* _YOUR GOAL_:
Restate each record exactly as it was written.

Top of SOURCE MATERIAL

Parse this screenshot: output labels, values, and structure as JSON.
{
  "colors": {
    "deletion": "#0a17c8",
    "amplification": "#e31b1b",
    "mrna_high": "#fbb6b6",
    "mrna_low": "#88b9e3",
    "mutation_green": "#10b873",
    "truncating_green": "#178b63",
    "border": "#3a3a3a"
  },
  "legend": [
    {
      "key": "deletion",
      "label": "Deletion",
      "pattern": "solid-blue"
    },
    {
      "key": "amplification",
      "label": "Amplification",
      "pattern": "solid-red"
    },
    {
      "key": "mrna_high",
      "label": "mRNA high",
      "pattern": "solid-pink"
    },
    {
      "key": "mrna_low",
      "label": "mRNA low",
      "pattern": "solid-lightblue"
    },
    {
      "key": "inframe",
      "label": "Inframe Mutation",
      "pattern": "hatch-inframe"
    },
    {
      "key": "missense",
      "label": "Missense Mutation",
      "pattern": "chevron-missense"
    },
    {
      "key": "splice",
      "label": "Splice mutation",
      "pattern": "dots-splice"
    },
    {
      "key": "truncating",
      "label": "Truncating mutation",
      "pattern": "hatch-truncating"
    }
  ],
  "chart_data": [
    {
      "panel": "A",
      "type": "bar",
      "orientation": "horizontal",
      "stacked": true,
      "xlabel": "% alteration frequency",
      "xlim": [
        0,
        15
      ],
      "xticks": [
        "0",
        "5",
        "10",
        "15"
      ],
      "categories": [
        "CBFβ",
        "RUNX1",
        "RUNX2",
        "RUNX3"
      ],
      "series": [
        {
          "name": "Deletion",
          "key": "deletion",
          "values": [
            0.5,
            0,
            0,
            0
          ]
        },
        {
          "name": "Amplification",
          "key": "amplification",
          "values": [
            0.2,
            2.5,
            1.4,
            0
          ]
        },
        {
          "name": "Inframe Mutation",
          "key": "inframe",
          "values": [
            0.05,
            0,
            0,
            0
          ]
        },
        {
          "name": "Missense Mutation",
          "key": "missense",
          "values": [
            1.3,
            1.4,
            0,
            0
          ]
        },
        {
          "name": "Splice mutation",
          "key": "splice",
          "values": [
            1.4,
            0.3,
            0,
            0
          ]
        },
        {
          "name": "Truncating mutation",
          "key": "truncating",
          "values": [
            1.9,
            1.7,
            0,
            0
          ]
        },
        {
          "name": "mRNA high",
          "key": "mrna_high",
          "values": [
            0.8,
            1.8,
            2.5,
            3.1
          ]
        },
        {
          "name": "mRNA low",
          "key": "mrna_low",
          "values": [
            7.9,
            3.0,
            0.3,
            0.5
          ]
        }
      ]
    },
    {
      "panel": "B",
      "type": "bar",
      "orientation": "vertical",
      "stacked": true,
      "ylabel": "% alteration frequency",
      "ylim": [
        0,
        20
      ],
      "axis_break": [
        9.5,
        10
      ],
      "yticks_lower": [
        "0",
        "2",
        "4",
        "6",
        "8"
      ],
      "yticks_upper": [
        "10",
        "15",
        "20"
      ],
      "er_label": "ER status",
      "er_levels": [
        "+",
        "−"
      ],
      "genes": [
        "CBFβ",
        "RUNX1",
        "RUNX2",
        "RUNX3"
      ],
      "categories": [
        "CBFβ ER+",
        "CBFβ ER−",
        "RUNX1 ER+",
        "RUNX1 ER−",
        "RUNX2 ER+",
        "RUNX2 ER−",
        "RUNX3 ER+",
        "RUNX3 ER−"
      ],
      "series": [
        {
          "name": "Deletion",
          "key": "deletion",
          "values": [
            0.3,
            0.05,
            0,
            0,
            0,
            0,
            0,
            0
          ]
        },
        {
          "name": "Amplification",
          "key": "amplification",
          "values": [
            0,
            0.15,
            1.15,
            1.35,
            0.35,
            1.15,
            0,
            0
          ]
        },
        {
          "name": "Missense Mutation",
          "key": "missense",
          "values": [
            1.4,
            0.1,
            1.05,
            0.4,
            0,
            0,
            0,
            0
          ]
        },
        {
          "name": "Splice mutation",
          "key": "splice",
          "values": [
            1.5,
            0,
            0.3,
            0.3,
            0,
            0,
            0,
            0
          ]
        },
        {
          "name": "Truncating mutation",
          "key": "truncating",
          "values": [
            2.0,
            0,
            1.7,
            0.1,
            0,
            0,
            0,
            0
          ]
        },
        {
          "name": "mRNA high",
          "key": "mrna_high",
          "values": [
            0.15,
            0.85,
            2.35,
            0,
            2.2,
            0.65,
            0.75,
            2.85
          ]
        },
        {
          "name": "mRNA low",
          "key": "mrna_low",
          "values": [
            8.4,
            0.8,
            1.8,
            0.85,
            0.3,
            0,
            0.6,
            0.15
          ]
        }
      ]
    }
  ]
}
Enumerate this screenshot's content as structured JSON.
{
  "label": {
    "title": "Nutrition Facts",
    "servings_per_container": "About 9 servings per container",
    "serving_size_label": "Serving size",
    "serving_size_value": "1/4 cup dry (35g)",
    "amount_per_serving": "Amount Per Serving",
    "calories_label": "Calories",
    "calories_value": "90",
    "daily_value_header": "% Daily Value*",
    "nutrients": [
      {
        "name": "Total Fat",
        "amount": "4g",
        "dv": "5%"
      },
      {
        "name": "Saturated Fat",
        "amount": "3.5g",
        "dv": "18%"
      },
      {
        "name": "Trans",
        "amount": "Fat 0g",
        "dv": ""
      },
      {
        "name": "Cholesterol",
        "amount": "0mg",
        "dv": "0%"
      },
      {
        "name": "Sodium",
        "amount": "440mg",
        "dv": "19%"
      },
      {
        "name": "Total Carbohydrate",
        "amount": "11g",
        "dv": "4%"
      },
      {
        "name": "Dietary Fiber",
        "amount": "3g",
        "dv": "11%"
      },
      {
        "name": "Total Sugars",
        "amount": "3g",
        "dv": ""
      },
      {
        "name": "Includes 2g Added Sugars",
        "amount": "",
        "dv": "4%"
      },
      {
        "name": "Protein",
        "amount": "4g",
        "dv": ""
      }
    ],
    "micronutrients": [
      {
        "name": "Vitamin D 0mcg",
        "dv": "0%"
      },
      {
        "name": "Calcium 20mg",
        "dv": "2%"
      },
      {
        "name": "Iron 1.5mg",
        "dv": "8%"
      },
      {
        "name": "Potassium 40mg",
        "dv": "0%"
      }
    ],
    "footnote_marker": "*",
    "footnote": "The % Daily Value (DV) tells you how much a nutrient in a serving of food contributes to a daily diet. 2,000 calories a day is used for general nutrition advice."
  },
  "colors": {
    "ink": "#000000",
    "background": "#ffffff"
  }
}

Bottom of SOURCE MATERIAL

* _OUTPUT FOR THIS TASK_:
Parse this screenshot: output labels, values, and structure as JSON.
{
  "colors": {
    "deletion": "#0a17c8",
    "amplification": "#e31b1b",
    "mrna_high": "#fbb6b6",
    "mrna_low": "#88b9e3",
    "mutation_green": "#10b873",
    "truncating_green": "#178b63",
    "border": "#3a3a3a"
  },
  "legend": [
    {
      "key": "deletion",
      "label": "Deletion",
      "pattern": "solid-blue"
    },
    {
      "key": "amplification",
      "label": "Amplification",
      "pattern": "solid-red"
    },
    {
      "key": "mrna_high",
      "label": "mRNA high",
      "pattern": "solid-pink"
    },
    {
      "key": "mrna_low",
      "label": "mRNA low",
      "pattern": "solid-lightblue"
    },
    {
      "key": "inframe",
      "label": "Inframe Mutation",
      "pattern": "hatch-inframe"
    },
    {
      "key": "missense",
      "label": "Missense Mutation",
      "pattern": "chevron-missense"
    },
    {
      "key": "splice",
      "label": "Splice mutation",
      "pattern": "dots-splice"
    },
    {
      "key": "truncating",
      "label": "Truncating mutation",
      "pattern": "hatch-truncating"
    }
  ],
  "chart_data": [
    {
      "panel": "A",
      "type": "bar",
      "orientation": "horizontal",
      "stacked": true,
      "xlabel": "% alteration frequency",
      "xlim": [
        0,
        15
      ],
      "xticks": [
        "0",
        "5",
        "10",
        "15"
      ],
      "categories": [
        "CBFβ",
        "RUNX1",
        "RUNX2",
        "RUNX3"
      ],
      "series": [
        {
          "name": "Deletion",
          "key": "deletion",
          "values": [
            0.5,
            0,
            0,
            0
          ]
        },
        {
          "name": "Amplification",
          "key": "amplification",
          "values": [
            0.2,
            2.5,
            1.4,
            0
          ]
        },
        {
          "name": "Inframe Mutation",
          "key": "inframe",
          "values": [
            0.05,
            0,
            0,
            0
          ]
        },
        {
          "name": "Missense Mutation",
          "key": "missense",
          "values": [
            1.3,
            1.4,
            0,
            0
          ]
        },
        {
          "name": "Splice mutation",
          "key": "splice",
          "values": [
            1.4,
            0.3,
            0,
            0
          ]
        },
        {
          "name": "Truncating mutation",
          "key": "truncating",
          "values": [
            1.9,
            1.7,
            0,
            0
          ]
        },
        {
          "name": "mRNA high",
          "key": "mrna_high",
          "values": [
            0.8,
            1.8,
            2.5,
            3.1
          ]
        },
        {
          "name": "mRNA low",
          "key": "mrna_low",
          "values": [
            7.9,
            3.0,
            0.3,
            0.5
          ]
        }
      ]
    },
    {
      "panel": "B",
      "type": "bar",
      "orientation": "vertical",
      "stacked": true,
      "ylabel": "% alteration frequency",
      "ylim": [
        0,
        20
      ],
      "axis_break": [
        9.5,
        10
      ],
      "yticks_lower": [
        "0",
        "2",
        "4",
        "6",
        "8"
      ],
      "yticks_upper": [
        "10",
        "15",
        "20"
      ],
      "er_label": "ER status",
      "er_levels": [
        "+",
        "−"
      ],
      "genes": [
        "CBFβ",
        "RUNX1",
        "RUNX2",
        "RUNX3"
      ],
      "categories": [
        "CBFβ ER+",
        "CBFβ ER−",
        "RUNX1 ER+",
        "RUNX1 ER−",
        "RUNX2 ER+",
        "RUNX2 ER−",
        "RUNX3 ER+",
        "RUNX3 ER−"
      ],
      "series": [
        {
          "name": "Deletion",
          "key": "deletion",
          "values": [
            0.3,
            0.05,
            0,
            0,
            0,
            0,
            0,
            0
          ]
        },
        {
          "name": "Amplification",
          "key": "amplification",
          "values": [
            0,
            0.15,
            1.15,
            1.35,
            0.35,
            1.15,
            0,
            0
          ]
        },
        {
          "name": "Missense Mutation",
          "key": "missense",
          "values": [
            1.4,
            0.1,
            1.05,
            0.4,
            0,
            0,
            0,
            0
          ]
        },
        {
          "name": "Splice mutation",
          "key": "splice",
          "values": [
            1.5,
            0,
            0.3,
            0.3,
            0,
            0,
            0,
            0
          ]
        },
        {
          "name": "Truncating mutation",
          "key": "truncating",
          "values": [
            2.0,
            0,
            1.7,
            0.1,
            0,
            0,
            0,
            0
          ]
        },
        {
          "name": "mRNA high",
          "key": "mrna_high",
          "values": [
            0.15,
            0.85,
            2.35,
            0,
            2.2,
            0.65,
            0.75,
            2.85
          ]
        },
        {
          "name": "mRNA low",
          "key": "mrna_low",
          "values": [
            8.4,
            0.8,
            1.8,
            0.85,
            0.3,
            0,
            0.6,
            0.15
          ]
        }
      ]
    }
  ]
}
Enumerate this screenshot's content as structured JSON.
{
  "label": {
    "title": "Nutrition Facts",
    "servings_per_container": "About 9 servings per container",
    "serving_size_label": "Serving size",
    "serving_size_value": "1/4 cup dry (35g)",
    "amount_per_serving": "Amount Per Serving",
    "calories_label": "Calories",
    "calories_value": "90",
    "daily_value_header": "% Daily Value*",
    "nutrients": [
      {
        "name": "Total Fat",
        "amount": "4g",
        "dv": "5%"
      },
      {
        "name": "Saturated Fat",
        "amount": "3.5g",
        "dv": "18%"
      },
      {
        "name": "Trans",
        "amount": "Fat 0g",
        "dv": ""
      },
      {
        "name": "Cholesterol",
        "amount": "0mg",
        "dv": "0%"
      },
      {
        "name": "Sodium",
        "amount": "440mg",
        "dv": "19%"
      },
      {
        "name": "Total Carbohydrate",
        "amount": "11g",
        "dv": "4%"
      },
      {
        "name": "Dietary Fiber",
        "amount": "3g",
        "dv": "11%"
      },
      {
        "name": "Total Sugars",
        "amount": "3g",
        "dv": ""
      },
      {
        "name": "Includes 2g Added Sugars",
        "amount": "",
        "dv": "4%"
      },
      {
        "name": "Protein",
        "amount": "4g",
        "dv": ""
      }
    ],
    "micronutrients": [
      {
        "name": "Vitamin D 0mcg",
        "dv": "0%"
      },
      {
        "name": "Calcium 20mg",
        "dv": "2%"
      },
      {
        "name": "Iron 1.5mg",
        "dv": "8%"
      },
      {
        "name": "Potassium 40mg",
        "dv": "0%"
      }
    ],
    "footnote_marker": "*",
    "footnote": "The % Daily Value (DV) tells you how much a nutrient in a serving of food contributes to a daily diet. 2,000 calories a day is used for general nutrition advice."
  },
  "colors": {
    "ink": "#000000",
    "background": "#ffffff"
  }
}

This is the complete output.